- _Short task_: Reproduce the following material exactly, including every line.

......

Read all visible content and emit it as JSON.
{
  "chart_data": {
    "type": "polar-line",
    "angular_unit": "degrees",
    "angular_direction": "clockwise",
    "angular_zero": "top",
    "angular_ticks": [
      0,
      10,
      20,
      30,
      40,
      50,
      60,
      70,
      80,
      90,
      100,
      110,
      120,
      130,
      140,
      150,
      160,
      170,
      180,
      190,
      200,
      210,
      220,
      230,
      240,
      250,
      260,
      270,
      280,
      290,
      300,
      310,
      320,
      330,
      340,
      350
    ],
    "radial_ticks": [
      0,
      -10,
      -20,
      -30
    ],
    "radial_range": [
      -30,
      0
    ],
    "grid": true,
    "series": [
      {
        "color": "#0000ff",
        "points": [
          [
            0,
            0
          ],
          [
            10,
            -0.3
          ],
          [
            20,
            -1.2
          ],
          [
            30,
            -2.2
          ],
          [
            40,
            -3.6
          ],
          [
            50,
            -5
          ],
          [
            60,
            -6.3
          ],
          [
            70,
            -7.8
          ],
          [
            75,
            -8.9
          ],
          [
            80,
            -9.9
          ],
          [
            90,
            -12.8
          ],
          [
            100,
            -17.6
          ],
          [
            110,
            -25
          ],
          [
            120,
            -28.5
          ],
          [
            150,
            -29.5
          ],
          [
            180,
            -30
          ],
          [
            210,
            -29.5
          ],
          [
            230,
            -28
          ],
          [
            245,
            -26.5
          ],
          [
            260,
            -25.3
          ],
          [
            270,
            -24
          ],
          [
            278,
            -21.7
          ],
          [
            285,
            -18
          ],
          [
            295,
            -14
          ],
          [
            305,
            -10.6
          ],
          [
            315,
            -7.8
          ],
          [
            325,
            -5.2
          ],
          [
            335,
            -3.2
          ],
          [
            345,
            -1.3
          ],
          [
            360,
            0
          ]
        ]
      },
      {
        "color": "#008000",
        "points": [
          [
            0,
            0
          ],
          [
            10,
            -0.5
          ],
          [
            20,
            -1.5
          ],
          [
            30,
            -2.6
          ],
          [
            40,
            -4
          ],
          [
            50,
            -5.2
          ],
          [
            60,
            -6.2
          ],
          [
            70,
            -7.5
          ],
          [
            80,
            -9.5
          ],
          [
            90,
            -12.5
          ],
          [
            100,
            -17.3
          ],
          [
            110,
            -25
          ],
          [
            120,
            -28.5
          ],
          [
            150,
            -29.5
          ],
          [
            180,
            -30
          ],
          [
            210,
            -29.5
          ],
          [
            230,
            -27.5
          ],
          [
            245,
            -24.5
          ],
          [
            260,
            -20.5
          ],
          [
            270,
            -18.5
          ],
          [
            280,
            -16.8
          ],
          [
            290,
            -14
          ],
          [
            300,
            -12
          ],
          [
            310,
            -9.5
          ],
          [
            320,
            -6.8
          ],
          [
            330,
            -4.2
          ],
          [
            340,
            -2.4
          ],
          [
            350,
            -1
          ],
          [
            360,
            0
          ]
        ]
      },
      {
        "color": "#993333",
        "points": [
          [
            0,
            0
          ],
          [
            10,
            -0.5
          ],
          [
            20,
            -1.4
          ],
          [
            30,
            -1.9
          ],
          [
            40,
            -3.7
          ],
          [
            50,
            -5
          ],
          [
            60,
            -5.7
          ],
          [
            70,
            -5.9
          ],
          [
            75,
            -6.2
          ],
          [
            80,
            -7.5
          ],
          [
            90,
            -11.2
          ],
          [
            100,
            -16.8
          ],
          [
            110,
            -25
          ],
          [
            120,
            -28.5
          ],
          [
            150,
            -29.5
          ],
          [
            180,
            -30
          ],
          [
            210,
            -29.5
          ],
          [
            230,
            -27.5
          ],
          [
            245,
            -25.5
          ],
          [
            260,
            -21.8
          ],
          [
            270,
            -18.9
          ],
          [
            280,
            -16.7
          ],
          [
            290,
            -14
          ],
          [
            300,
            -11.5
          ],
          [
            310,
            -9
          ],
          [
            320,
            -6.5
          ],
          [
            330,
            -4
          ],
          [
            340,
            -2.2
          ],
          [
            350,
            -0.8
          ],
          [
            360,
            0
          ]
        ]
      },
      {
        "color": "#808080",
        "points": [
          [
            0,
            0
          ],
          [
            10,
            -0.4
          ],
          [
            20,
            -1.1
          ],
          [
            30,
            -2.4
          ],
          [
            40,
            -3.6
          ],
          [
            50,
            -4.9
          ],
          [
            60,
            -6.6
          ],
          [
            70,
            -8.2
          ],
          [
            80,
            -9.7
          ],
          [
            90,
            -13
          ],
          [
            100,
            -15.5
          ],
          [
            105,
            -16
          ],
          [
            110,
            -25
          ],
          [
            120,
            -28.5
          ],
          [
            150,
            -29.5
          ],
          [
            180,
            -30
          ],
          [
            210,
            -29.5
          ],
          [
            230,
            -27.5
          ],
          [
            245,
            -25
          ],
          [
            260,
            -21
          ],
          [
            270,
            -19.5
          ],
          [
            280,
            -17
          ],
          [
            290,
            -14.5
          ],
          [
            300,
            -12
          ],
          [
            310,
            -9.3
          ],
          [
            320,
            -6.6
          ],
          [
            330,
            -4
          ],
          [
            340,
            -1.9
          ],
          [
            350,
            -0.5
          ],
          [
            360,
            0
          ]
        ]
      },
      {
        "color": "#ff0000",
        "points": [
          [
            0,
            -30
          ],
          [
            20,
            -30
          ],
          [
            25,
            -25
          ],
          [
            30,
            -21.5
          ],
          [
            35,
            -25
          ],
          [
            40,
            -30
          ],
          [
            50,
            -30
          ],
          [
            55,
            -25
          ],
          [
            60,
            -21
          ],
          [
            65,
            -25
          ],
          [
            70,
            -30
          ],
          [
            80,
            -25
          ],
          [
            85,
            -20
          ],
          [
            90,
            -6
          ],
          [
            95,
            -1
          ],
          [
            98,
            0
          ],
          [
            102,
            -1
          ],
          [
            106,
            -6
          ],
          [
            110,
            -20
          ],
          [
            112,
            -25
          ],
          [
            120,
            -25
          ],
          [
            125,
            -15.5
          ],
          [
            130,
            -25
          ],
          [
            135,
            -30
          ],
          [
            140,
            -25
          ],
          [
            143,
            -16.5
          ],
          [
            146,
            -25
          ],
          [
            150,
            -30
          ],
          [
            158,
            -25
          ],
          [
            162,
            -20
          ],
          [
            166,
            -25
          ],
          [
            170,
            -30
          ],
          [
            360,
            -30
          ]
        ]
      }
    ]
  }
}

......

- _Correct answer_:
Read all visible content and emit it as JSON.
{
  "chart_data": {
    "type": "polar-line",
    "angular_unit": "degrees",
    "angular_direction": "clockwise",
    "angular_zero": "top",
    "angular_ticks": [
      0,
      10,
      20,
      30,
      40,
      50,
      60,
      70,
      80,
      90,
      100,
      110,
      120,
      130,
      140,
      150,
      160,
      170,
      180,
      190,
      200,
      210,
      220,
      230,
      240,
      250,
      260,
      270,
      280,
      290,
      300,
      310,
      320,
      330,
      340,
      350
    ],
    "radial_ticks": [
      0,
      -10,
      -20,
      -30
    ],
    "radial_range": [
      -30,
      0
    ],
    "grid": true,
    "series": [
      {
        "color": "#0000ff",
        "points": [
          [
            0,
            0
          ],
          [
            10,
            -0.3
          ],
          [
            20,
            -1.2
          ],
          [
            30,
            -2.2
          ],
          [
            40,
            -3.6
          ],
          [
            50,
            -5
          ],
          [
            60,
            -6.3
          ],
          [
            70,
            -7.8
          ],
          [
            75,
            -8.9
          ],
          [
            80,
            -9.9
          ],
          [
            90,
            -12.8
          ],
          [
            100,
            -17.6
          ],
          [
            110,
            -25
          ],
          [
            120,
            -28.5
          ],
          [
            150,
            -29.5
          ],
          [
            180,
            -30
          ],
          [
            210,
            -29.5
          ],
          [
            230,
            -28
          ],
          [
            245,
            -26.5
          ],
          [
            260,
            -25.3
          ],
          [
            270,
            -24
          ],
          [
            278,
            -21.7
          ],
          [
            285,
            -18
          ],
          [
            295,
            -14
          ],
          [
            305,
            -10.6
          ],
          [
            315,
            -7.8
          ],
          [
            325,
            -5.2
          ],
          [
            335,
            -3.2
          ],
          [
            345,
            -1.3
          ],
          [
            360,
            0
          ]
        ]
      },
      {
        "color": "#008000",
        "points": [
          [
            0,
            0
          ],
          [
            10,
            -0.5
          ],
          [
            20,
            -1.5
          ],
          [
            30,
            -2.6
          ],
          [
            40,
            -4
          ],
          [
            50,
            -5.2
          ],
          [
            60,
            -6.2
          ],
          [
            70,
            -7.5
          ],
          [
            80,
            -9.5
          ],
          [
            90,
            -12.5
          ],
          [
            100,
            -17.3
          ],
          [
            110,
            -25
          ],
          [
            120,
            -28.5
          ],
          [
            150,
            -29.5
          ],
          [
            180,
            -30
          ],
          [
            210,
            -29.5
          ],
          [
            230,
            -27.5
          ],
          [
            245,
            -24.5
          ],
          [
            260,
            -20.5
          ],
          [
            270,
            -18.5
          ],
          [
            280,
            -16.8
          ],
          [
            290,
            -14
          ],
          [
            300,
            -12
          ],
          [
            310,
            -9.5
          ],
          [
            320,
            -6.8
          ],
          [
            330,
            -4.2
          ],
          [
            340,
            -2.4
          ],
          [
            350,
            -1
          ],
          [
            360,
            0
          ]
        ]
      },
      {
        "color": "#993333",
        "points": [
          [
            0,
            0
          ],
          [
            10,
            -0.5
          ],
          [
            20,
            -1.4
          ],
          [
            30,
            -1.9
          ],
          [
            40,
            -3.7
          ],
          [
            50,
            -5
          ],
          [
            60,
            -5.7
          ],
          [
            70,
            -5.9
          ],
          [
            75,
            -6.2
          ],
          [
            80,
            -7.5
          ],
          [
            90,
            -11.2
          ],
          [
            100,
            -16.8
          ],
          [
            110,
            -25
          ],
          [
            120,
            -28.5
          ],
          [
            150,
            -29.5
          ],
          [
            180,
            -30
          ],
          [
            210,
            -29.5
          ],
          [
            230,
            -27.5
          ],
          [
            245,
            -25.5
          ],
          [
            260,
            -21.8
          ],
          [
            270,
            -18.9
          ],
          [
            280,
            -16.7
          ],
          [
            290,
            -14
          ],
          [
            300,
            -11.5
          ],
          [
            310,
            -9
          ],
          [
            320,
            -6.5
          ],
          [
            330,
            -4
          ],
          [
            340,
            -2.2
          ],
          [
            350,
            -0.8
          ],
          [
            360,
            0
          ]
        ]
      },
      {
        "color": "#808080",
        "points": [
          [
            0,
            0
          ],
          [
            10,
            -0.4
          ],
          [
            20,
            -1.1
          ],
          [
            30,
            -2.4
          ],
          [
            40,
            -3.6
          ],
          [
            50,
            -4.9
          ],
          [
            60,
            -6.6
          ],
          [
            70,
            -8.2
          ],
          [
            80,
            -9.7
          ],
          [
            90,
            -13
          ],
          [
            100,
            -15.5
          ],
          [
            105,
            -16
          ],
          [
            110,
            -25
          ],
          [
            120,
            -28.5
          ],
          [
            150,
            -29.5
          ],
          [
            180,
            -30
          ],
          [
            210,
            -29.5
          ],
          [
            230,
            -27.5
          ],
          [
            245,
            -25
          ],
          [
            260,
            -21
          ],
          [
            270,
            -19.5
          ],
          [
            280,
            -17
          ],
          [
            290,
            -14.5
          ],
          [
            300,
            -12
          ],
          [
            310,
            -9.3
          ],
          [
            320,
            -6.6
          ],
          [
            330,
            -4
          ],
          [
            340,
            -1.9
          ],
          [
            350,
            -0.5
          ],
          [
            360,
            0
          ]
        ]
      },
      {
        "color": "#ff0000",
        "points": [
          [
            0,
            -30
          ],
          [
            20,
            -30
          ],
          [
            25,
            -25
          ],
          [
            30,
            -21.5
          ],
          [
            35,
            -25
          ],
          [
            40,
            -30
          ],
          [
            50,
            -30
          ],
          [
            55,
            -25
          ],
          [
            60,
            -21
          ],
          [
            65,
            -25
          ],
          [
            70,
            -30
          ],
          [
            80,
            -25
          ],
          [
            85,
            -20
          ],
          [
            90,
            -6
          ],
          [
            95,
            -1
          ],
          [
            98,
            0
          ],
          [
            102,
            -1
          ],
          [
            106,
            -6
          ],
          [
            110,
            -20
          ],
          [
            112,
            -25
          ],
          [
            120,
            -25
          ],
          [
            125,
            -15.5
          ],
          [
            130,
            -25
          ],
          [
            135,
            -30
          ],
          [
            140,
            -25
          ],
          [
            143,
            -16.5
          ],
          [
            146,
            -25
          ],
          [
            150,
            -30
          ],
          [
            158,
            -25
          ],
          [
            162,
            -20
          ],
          [
            166,
            -25
          ],
          [
            170,
            -30
          ],
          [
            360,
            -30
          ]
        ]
      }
    ]
  }
}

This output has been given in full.